WHAT YOU NEED TO DO — Give back all the data exactly, line by line.

RECORDED DATA —
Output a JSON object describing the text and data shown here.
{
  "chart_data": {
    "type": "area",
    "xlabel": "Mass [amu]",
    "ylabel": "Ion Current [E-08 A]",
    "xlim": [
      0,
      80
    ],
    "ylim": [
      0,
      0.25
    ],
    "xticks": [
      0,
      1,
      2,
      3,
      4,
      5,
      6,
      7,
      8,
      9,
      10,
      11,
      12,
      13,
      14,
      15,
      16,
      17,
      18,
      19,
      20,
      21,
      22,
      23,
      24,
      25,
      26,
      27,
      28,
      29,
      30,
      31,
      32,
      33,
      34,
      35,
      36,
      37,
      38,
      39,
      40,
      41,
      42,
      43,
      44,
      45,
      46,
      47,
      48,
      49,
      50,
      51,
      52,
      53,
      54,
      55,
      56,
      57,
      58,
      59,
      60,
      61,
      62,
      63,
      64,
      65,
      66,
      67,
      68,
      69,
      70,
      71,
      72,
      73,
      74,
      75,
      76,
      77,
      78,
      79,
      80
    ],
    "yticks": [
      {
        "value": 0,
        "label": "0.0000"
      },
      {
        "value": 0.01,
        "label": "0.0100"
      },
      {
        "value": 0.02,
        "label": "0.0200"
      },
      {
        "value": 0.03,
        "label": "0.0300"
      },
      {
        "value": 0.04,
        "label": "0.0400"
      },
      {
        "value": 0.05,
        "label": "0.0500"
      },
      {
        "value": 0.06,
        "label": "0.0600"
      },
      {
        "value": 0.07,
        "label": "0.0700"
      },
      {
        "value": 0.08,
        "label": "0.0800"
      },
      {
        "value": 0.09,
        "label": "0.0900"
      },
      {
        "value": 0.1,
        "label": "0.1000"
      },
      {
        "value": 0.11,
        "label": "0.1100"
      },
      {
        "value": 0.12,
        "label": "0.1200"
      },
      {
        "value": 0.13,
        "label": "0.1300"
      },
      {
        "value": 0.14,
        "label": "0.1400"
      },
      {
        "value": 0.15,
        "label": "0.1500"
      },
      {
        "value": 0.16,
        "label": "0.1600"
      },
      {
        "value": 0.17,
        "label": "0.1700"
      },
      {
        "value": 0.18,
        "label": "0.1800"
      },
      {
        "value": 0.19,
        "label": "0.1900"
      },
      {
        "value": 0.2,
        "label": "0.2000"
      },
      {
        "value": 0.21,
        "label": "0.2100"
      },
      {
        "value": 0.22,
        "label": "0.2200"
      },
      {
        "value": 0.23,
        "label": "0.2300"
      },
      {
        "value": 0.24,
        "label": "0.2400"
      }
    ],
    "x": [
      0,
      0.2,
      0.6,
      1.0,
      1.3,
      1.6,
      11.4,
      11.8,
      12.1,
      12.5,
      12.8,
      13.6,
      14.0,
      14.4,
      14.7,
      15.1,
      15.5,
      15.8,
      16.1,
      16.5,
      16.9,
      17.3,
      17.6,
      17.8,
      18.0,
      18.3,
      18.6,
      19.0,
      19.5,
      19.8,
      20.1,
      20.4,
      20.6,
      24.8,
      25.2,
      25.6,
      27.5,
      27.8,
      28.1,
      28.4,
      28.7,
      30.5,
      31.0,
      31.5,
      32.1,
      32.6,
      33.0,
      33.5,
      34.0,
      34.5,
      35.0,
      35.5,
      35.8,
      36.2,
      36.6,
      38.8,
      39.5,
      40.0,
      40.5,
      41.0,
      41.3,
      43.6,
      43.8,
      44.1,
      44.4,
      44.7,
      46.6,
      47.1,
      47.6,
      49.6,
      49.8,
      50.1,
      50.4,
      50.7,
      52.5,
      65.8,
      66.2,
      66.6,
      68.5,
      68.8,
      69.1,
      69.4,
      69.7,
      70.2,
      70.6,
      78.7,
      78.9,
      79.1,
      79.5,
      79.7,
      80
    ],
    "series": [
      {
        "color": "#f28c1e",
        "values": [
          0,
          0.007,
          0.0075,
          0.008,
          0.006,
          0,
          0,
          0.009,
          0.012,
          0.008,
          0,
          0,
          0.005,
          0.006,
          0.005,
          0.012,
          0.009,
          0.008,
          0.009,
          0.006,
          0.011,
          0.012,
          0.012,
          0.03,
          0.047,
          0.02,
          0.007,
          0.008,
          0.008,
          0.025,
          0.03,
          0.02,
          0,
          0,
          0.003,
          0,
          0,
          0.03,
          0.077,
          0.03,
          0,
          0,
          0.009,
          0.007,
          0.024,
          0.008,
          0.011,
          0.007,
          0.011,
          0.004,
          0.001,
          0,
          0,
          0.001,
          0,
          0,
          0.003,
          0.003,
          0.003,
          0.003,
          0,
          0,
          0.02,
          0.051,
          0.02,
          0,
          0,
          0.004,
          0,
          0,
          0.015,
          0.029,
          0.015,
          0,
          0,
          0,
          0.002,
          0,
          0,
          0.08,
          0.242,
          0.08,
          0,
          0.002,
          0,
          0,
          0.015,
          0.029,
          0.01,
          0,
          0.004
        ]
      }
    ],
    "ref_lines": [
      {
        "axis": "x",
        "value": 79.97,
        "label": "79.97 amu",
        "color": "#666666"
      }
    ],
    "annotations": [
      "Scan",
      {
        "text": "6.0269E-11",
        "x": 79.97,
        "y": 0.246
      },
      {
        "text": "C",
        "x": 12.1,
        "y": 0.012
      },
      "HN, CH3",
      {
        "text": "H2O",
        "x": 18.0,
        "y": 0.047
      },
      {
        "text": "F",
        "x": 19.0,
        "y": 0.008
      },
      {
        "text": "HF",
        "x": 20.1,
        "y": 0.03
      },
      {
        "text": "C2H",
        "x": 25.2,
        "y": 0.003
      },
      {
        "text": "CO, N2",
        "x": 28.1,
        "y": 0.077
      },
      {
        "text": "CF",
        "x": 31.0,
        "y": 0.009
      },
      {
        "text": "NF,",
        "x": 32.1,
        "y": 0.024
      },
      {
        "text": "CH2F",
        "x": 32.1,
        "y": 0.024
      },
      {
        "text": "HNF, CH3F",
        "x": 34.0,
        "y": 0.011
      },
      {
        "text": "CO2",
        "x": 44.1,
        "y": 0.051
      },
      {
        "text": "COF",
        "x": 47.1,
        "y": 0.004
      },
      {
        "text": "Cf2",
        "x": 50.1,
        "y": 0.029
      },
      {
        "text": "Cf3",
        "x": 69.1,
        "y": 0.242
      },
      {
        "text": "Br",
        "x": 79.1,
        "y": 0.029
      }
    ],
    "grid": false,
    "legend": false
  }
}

EXERCISE ANSWER —
Output a JSON object describing the text and data shown here.
{
  "chart_data": {
    "type": "area",
    "xlabel": "Mass [amu]",
    "ylabel": "Ion Current [E-08 A]",
    "xlim": [
      0,
      80
    ],
    "ylim": [
      0,
      0.25
    ],
    "xticks": [
      0,
      1,
      2,
      3,
      4,
      5,
      6,
      7,
      8,
      9,
      10,
      11,
      12,
      13,
      14,
      15,
      16,
      17,
      18,
      19,
      20,
      21,
      22,
      23,
      24,
      25,
      26,
      27,
      28,
      29,
      30,
      31,
      32,
      33,
      34,
      35,
      36,
      37,
      38,
      39,
      40,
      41,
      42,
      43,
      44,
      45,
      46,
      47,
      48,
      49,
      50,
      51,
      52,
      53,
      54,
      55,
      56,
      57,
      58,
      59,
      60,
      61,
      62,
      63,
      64,
      65,
      66,
      67,
      68,
      69,
      70,
      71,
      72,
      73,
      74,
      75,
      76,
      77,
      78,
      79,
      80
    ],
    "yticks": [
      {
        "value": 0,
        "label": "0.0000"
      },
      {
        "value": 0.01,
        "label": "0.0100"
      },
      {
        "value": 0.02,
        "label": "0.0200"
      },
      {
        "value": 0.03,
        "label": "0.0300"
      },
      {
        "value": 0.04,
        "label": "0.0400"
      },
      {
        "value": 0.05,
        "label": "0.0500"
      },
      {
        "value": 0.06,
        "label": "0.0600"
      },
      {
        "value": 0.07,
        "label": "0.0700"
      },
      {
        "value": 0.08,
        "label": "0.0800"
      },
      {
        "value": 0.09,
        "label": "0.0900"
      },
      {
        "value": 0.1,
        "label": "0.1000"
      },
      {
        "value": 0.11,
        "label": "0.1100"
      },
      {
        "value": 0.12,
        "label": "0.1200"
      },
      {
        "value": 0.13,
        "label": "0.1300"
      },
      {
        "value": 0.14,
        "label": "0.1400"
      },
      {
        "value": 0.15,
        "label": "0.1500"
      },
      {
        "value": 0.16,
        "label": "0.1600"
      },
      {
        "value": 0.17,
        "label": "0.1700"
      },
      {
        "value": 0.18,
        "label": "0.1800"
      },
      {
        "value": 0.19,
        "label": "0.1900"
      },
      {
        "value": 0.2,
        "label": "0.2000"
      },
      {
        "value": 0.21,
        "label": "0.2100"
      },
      {
        "value": 0.22,
        "label": "0.2200"
      },
      {
        "value": 0.23,
        "label": "0.2300"
      },
      {
        "value": 0.24,
        "label": "0.2400"
      }
    ],
    "x": [
      0,
      0.2,
      0.6,
      1.0,
      1.3,
      1.6,
      11.4,
      11.8,
      12.1,
      12.5,
      12.8,
      13.6,
      14.0,
      14.4,
      14.7,
      15.1,
      15.5,
      15.8,
      16.1,
      16.5,
      16.9,
      17.3,
      17.6,
      17.8,
      18.0,
      18.3,
      18.6,
      19.0,
      19.5,
      19.8,
      20.1,
      20.4,
      20.6,
      24.8,
      25.2,
      25.6,
      27.5,
      27.8,
      28.1,
      28.4,
      28.7,
      30.5,
      31.0,
      31.5,
      32.1,
      32.6,
      33.0,
      33.5,
      34.0,
      34.5,
      35.0,
      35.5,
      35.8,
      36.2,
      36.6,
      38.8,
      39.5,
      40.0,
      40.5,
      41.0,
      41.3,
      43.6,
      43.8,
      44.1,
      44.4,
      44.7,
      46.6,
      47.1,
      47.6,
      49.6,
      49.8,
      50.1,
      50.4,
      50.7,
      52.5,
      65.8,
      66.2,
      66.6,
      68.5,
      68.8,
      69.1,
      69.4,
      69.7,
      70.2,
      70.6,
      78.7,
      78.9,
      79.1,
      79.5,
      79.7,
      80
    ],
    "series": [
      {
        "color": "#f28c1e",
        "values": [
          0,
          0.007,
          0.0075,
          0.008,
          0.006,
          0,
          0,
          0.009,
          0.012,
          0.008,
          0,
          0,
          0.005,
          0.006,
          0.005,
          0.012,
          0.009,
          0.008,
          0.009,
          0.006,
          0.011,
          0.012,
          0.012,
          0.03,
          0.047,
          0.02,
          0.007,
          0.008,
          0.008,
          0.025,
          0.03,
          0.02,
          0,
          0,
          0.003,
          0,
          0,
          0.03,
          0.077,
          0.03,
          0,
          0,
          0.009,
          0.007,
          0.024,
          0.008,
          0.011,
          0.007,
          0.011,
          0.004,
          0.001,
          0,
          0,
          0.001,
          0,
          0,
          0.003,
          0.003,
          0.003,
          0.003,
          0,
          0,
          0.02,
          0.051,
          0.02,
          0,
          0,
          0.004,
          0,
          0,
          0.015,
          0.029,
          0.015,
          0,
          0,
          0,
          0.002,
          0,
          0,
          0.08,
          0.242,
          0.08,
          0,
          0.002,
          0,
          0,
          0.015,
          0.029,
          0.01,
          0,
          0.004
        ]
      }
    ],
    "ref_lines": [
      {
        "axis": "x",
        "value": 79.97,
        "label": "79.97 amu",
        "color": "#666666"
      }
    ],
    "annotations": [
      "Scan",
      {
        "text": "6.0269E-11",
        "x": 79.97,
        "y": 0.246
      },
      {
        "text": "C",
        "x": 12.1,
        "y": 0.012
      },
      "HN, CH3",
      {
        "text": "H2O",
        "x": 18.0,
        "y": 0.047
      },
      {
        "text": "F",
        "x": 19.0,
        "y": 0.008
      },
      {
        "text": "HF",
        "x": 20.1,
        "y": 0.03
      },
      {
        "text": "C2H",
        "x": 25.2,
        "y": 0.003
      },
      {
        "text": "CO, N2",
        "x": 28.1,
        "y": 0.077
      },
      {
        "text": "CF",
        "x": 31.0,
        "y": 0.009
      },
      {
        "text": "NF,",
        "x": 32.1,
        "y": 0.024
      },
      {
        "text": "CH2F",
        "x": 32.1,
        "y": 0.024
      },
      {
        "text": "HNF, CH3F",
        "x": 34.0,
        "y": 0.011
      },
      {
        "text": "CO2",
        "x": 44.1,
        "y": 0.051
      },
      {
        "text": "COF",
        "x": 47.1,
        "y": 0.004
      },
      {
        "text": "Cf2",
        "x": 50.1,
        "y": 0.029
      },
      {
        "text": "Cf3",
        "x": 69.1,
        "y": 0.242
      },
      {
        "text": "Br",
        "x": 79.1,
        "y": 0.029
      }
    ],
    "grid": false,
    "legend": false
  }
}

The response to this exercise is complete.